# Instructions to follow:
Your task is to copy the lines from the line containing "Parse this screenshot: output" through the end of the listing below, both included, without any pictures.

# Input records:
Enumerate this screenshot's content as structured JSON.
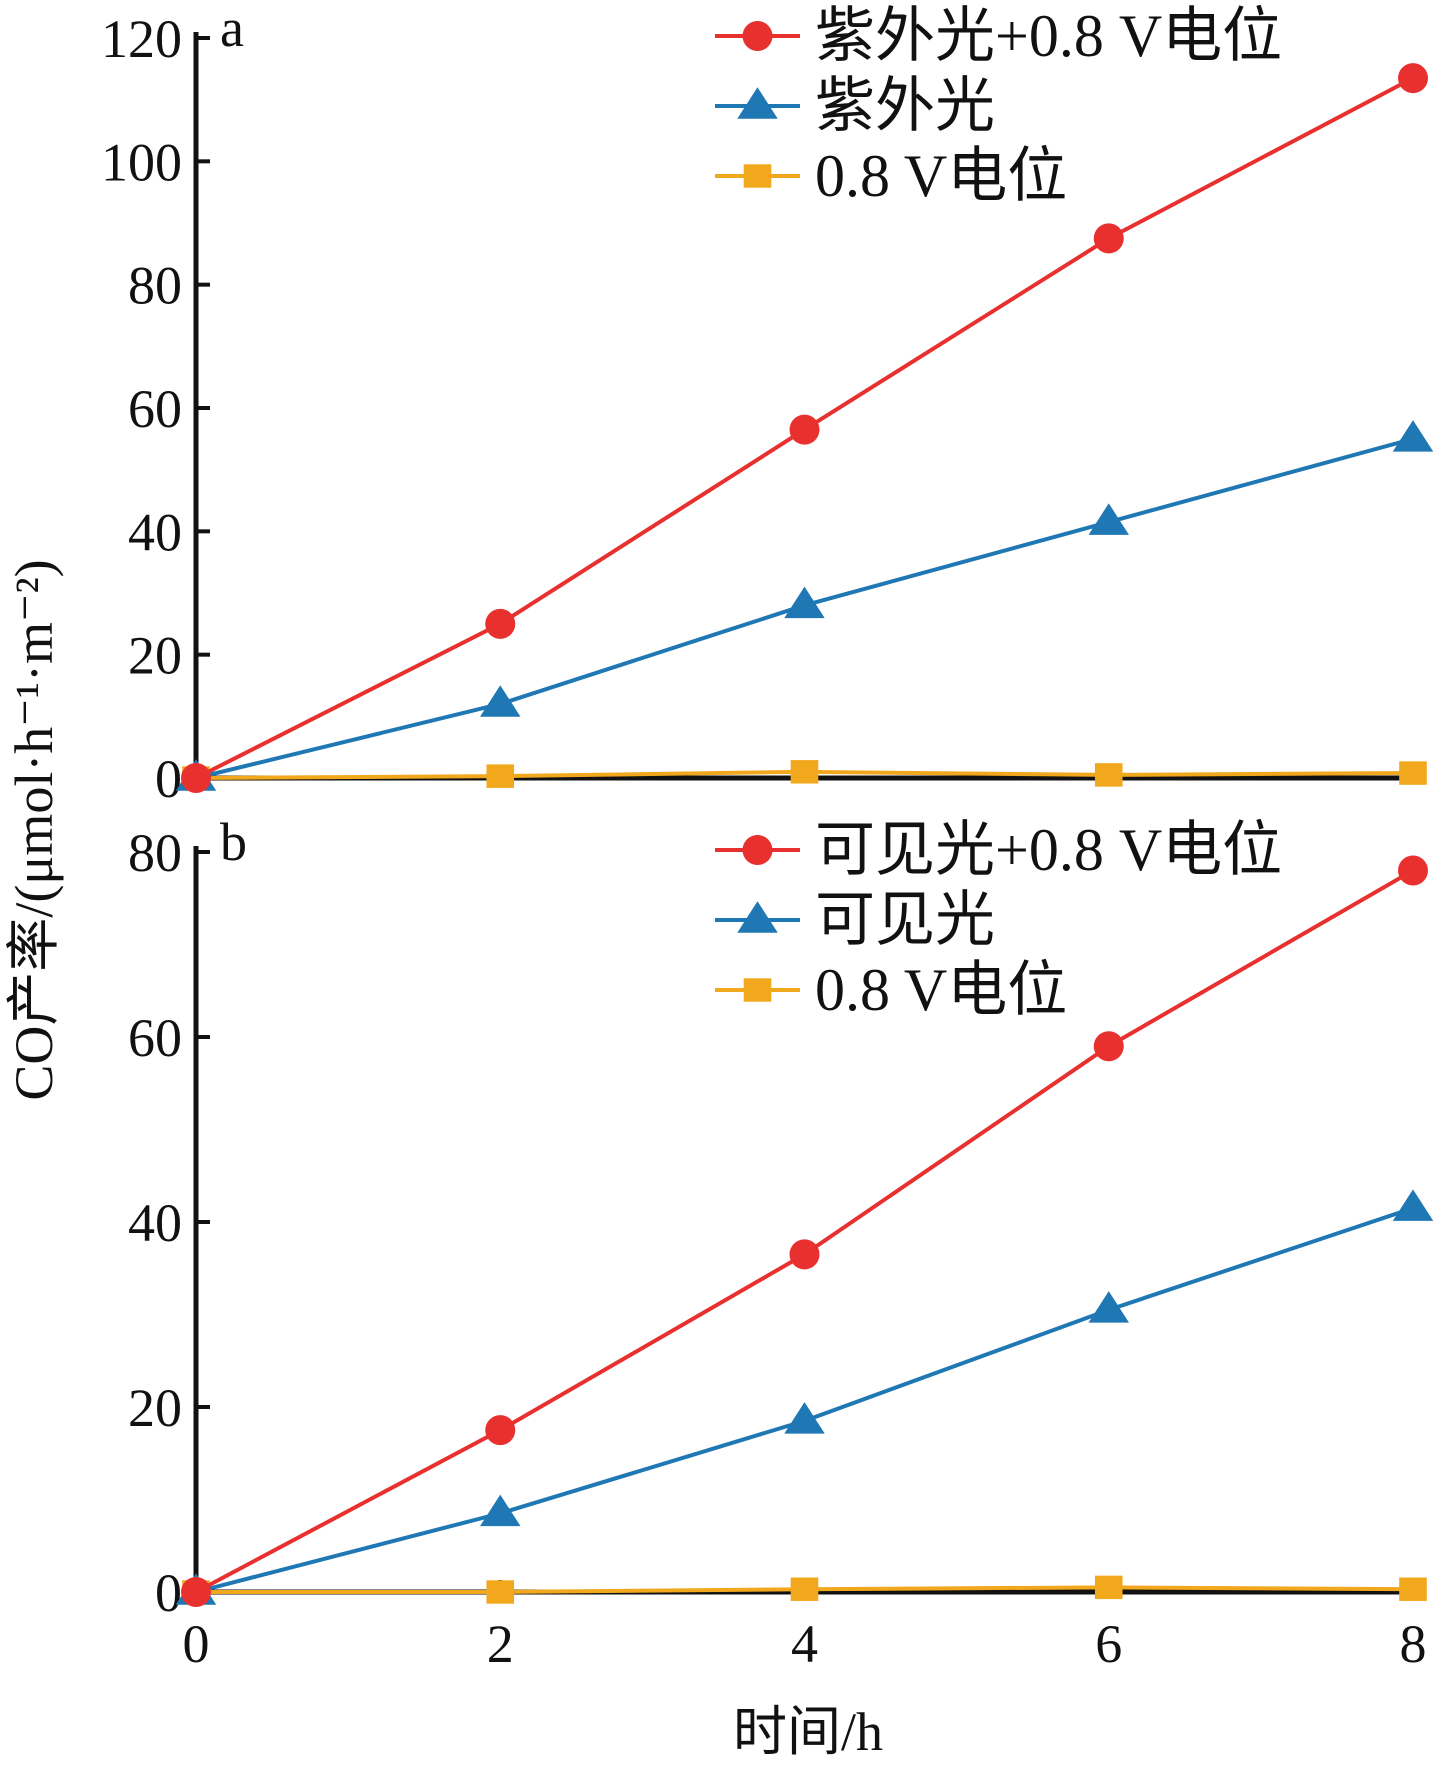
{
  "y_axis_title": "CO产率/(μmol·h⁻¹·m⁻²)",
  "x_axis_title": "时间/h",
  "x_tick_labels": [
    "0",
    "2",
    "4",
    "6",
    "8"
  ],
  "colors": {
    "red": "#e8302f",
    "blue": "#1f78b4",
    "orange": "#f2a81d",
    "axis": "#111111"
  },
  "chart_data": [
    {
      "type": "line",
      "panel_label": "a",
      "x": [
        0,
        2,
        4,
        6,
        8
      ],
      "ylim": [
        0,
        120
      ],
      "y_ticks": [
        0,
        20,
        40,
        60,
        80,
        100,
        120
      ],
      "y_tick_labels": [
        "0",
        "20",
        "40",
        "60",
        "80",
        "100",
        "120"
      ],
      "legend_position": "top-right",
      "series": [
        {
          "name": "紫外光+0.8 V电位",
          "marker": "circle",
          "color": "#e8302f",
          "values": [
            0,
            25,
            56.5,
            87.5,
            113.5
          ]
        },
        {
          "name": "紫外光",
          "marker": "triangle",
          "color": "#1f78b4",
          "values": [
            0,
            12,
            28,
            41.5,
            55
          ]
        },
        {
          "name": "0.8 V电位",
          "marker": "square",
          "color": "#f2a81d",
          "values": [
            0,
            0.3,
            1,
            0.5,
            0.8
          ]
        }
      ]
    },
    {
      "type": "line",
      "panel_label": "b",
      "x": [
        0,
        2,
        4,
        6,
        8
      ],
      "ylim": [
        0,
        80
      ],
      "y_ticks": [
        0,
        20,
        40,
        60,
        80
      ],
      "y_tick_labels": [
        "0",
        "20",
        "40",
        "60",
        "80"
      ],
      "legend_position": "top-right",
      "series": [
        {
          "name": "可见光+0.8 V电位",
          "marker": "circle",
          "color": "#e8302f",
          "values": [
            0,
            17.5,
            36.5,
            59,
            78
          ]
        },
        {
          "name": "可见光",
          "marker": "triangle",
          "color": "#1f78b4",
          "values": [
            0,
            8.5,
            18.5,
            30.5,
            41.5
          ]
        },
        {
          "name": "0.8 V电位",
          "marker": "square",
          "color": "#f2a81d",
          "values": [
            0,
            0,
            0.3,
            0.5,
            0.3
          ]
        }
      ]
    }
  ]
}
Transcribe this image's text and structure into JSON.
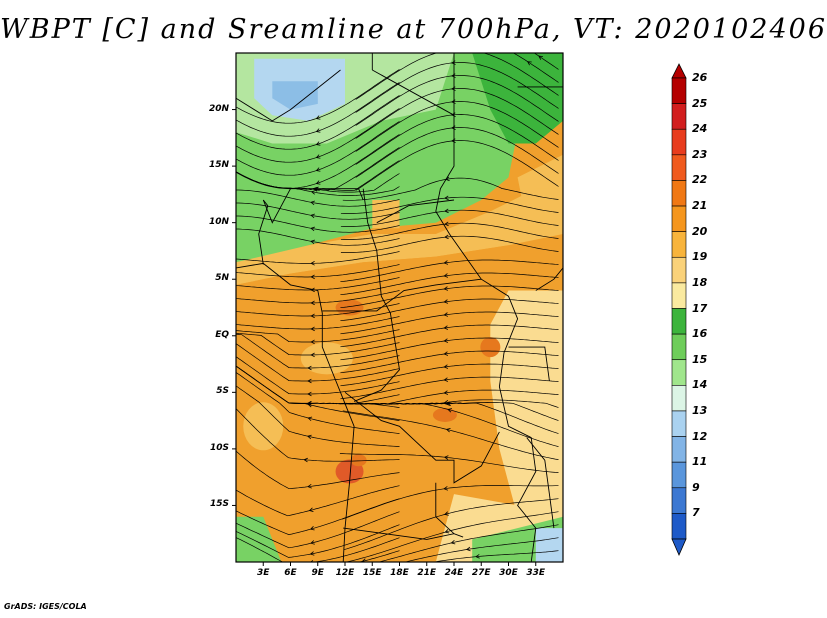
{
  "title": "WBPT [C] and Sreamline at 700hPa, VT: 2020102406",
  "footer": "GrADS: IGES/COLA",
  "map": {
    "lon_range": [
      0,
      36
    ],
    "lat_range": [
      -20,
      25
    ],
    "lat_ticks": [
      {
        "label": "20N",
        "value": 20
      },
      {
        "label": "15N",
        "value": 15
      },
      {
        "label": "10N",
        "value": 10
      },
      {
        "label": "5N",
        "value": 5
      },
      {
        "label": "EQ",
        "value": 0
      },
      {
        "label": "5S",
        "value": -5
      },
      {
        "label": "10S",
        "value": -10
      },
      {
        "label": "15S",
        "value": -15
      }
    ],
    "lon_ticks": [
      {
        "label": "3E",
        "value": 3
      },
      {
        "label": "6E",
        "value": 6
      },
      {
        "label": "9E",
        "value": 9
      },
      {
        "label": "12E",
        "value": 12
      },
      {
        "label": "15E",
        "value": 15
      },
      {
        "label": "18E",
        "value": 18
      },
      {
        "label": "21E",
        "value": 21
      },
      {
        "label": "24E",
        "value": 24
      },
      {
        "label": "27E",
        "value": 27
      },
      {
        "label": "30E",
        "value": 30
      },
      {
        "label": "33E",
        "value": 33
      }
    ]
  },
  "colorbar": {
    "levels": [
      "26",
      "25",
      "24",
      "23",
      "22",
      "21",
      "20",
      "19",
      "18",
      "17",
      "16",
      "15",
      "14",
      "13",
      "12",
      "11",
      "9",
      "7"
    ],
    "colors": [
      "#b40000",
      "#d21e1e",
      "#e83c1e",
      "#f05a1e",
      "#f07814",
      "#f5961e",
      "#f8b43c",
      "#fad27a",
      "#faeaa0",
      "#3cb43c",
      "#6ecd5a",
      "#a0e68c",
      "#dcf5e6",
      "#aad2f0",
      "#82b4e6",
      "#5a96dc",
      "#3c78d2",
      "#1e5ac8"
    ]
  },
  "field_colors": {
    "warm_dark": "#e6781e",
    "warm": "#f0a02d",
    "mild": "#f5be55",
    "pale": "#fadc91",
    "green_dark": "#3cb43c",
    "green": "#78d264",
    "green_light": "#b4e6a0",
    "blue_light": "#b4d7f0",
    "blue": "#8cbee6",
    "hot": "#e05a28"
  }
}
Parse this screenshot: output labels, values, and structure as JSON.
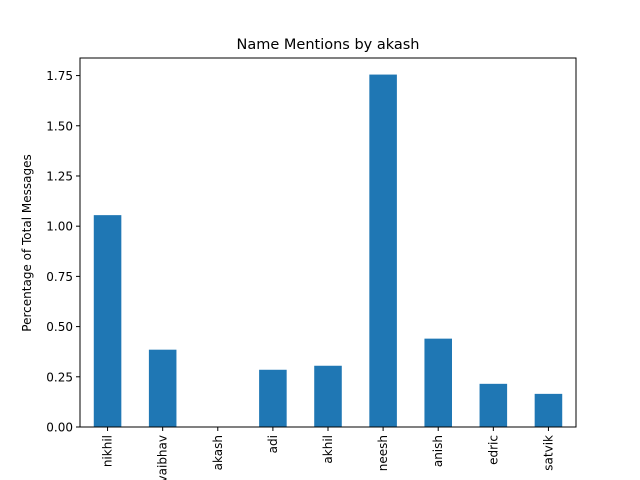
{
  "chart_data": {
    "type": "bar",
    "title": "Name Mentions by akash",
    "xlabel": "",
    "ylabel": "Percentage of Total Messages",
    "categories": [
      "nikhil",
      "vaibhav",
      "akash",
      "adi",
      "akhil",
      "neesh",
      "anish",
      "edric",
      "satvik"
    ],
    "values": [
      1.055,
      0.385,
      0.0,
      0.285,
      0.305,
      1.755,
      0.44,
      0.215,
      0.165
    ],
    "ylim": [
      0,
      1.8375
    ],
    "yticks": [
      "0.00",
      "0.25",
      "0.50",
      "0.75",
      "1.00",
      "1.25",
      "1.50",
      "1.75"
    ],
    "bar_color": "#1f77b4",
    "grid": false,
    "legend": "none"
  }
}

# Exercise solution:
Parse this screenshot: output labels, values, and structure as JSON.
{
  "chart_data": {
    "type": "bar",
    "title": "Name Mentions by akash",
    "xlabel": "",
    "ylabel": "Percentage of Total Messages",
    "categories": [
      "nikhil",
      "vaibhav",
      "akash",
      "adi",
      "akhil",
      "neesh",
      "anish",
      "edric",
      "satvik"
    ],
    "values": [
      1.055,
      0.385,
      0.0,
      0.285,
      0.305,
      1.755,
      0.44,
      0.215,
      0.165
    ],
    "ylim": [
      0,
      1.8375
    ],
    "yticks": [
      "0.00",
      "0.25",
      "0.50",
      "0.75",
      "1.00",
      "1.25",
      "1.50",
      "1.75"
    ],
    "bar_color": "#1f77b4",
    "grid": false,
    "legend": "none"
  }
}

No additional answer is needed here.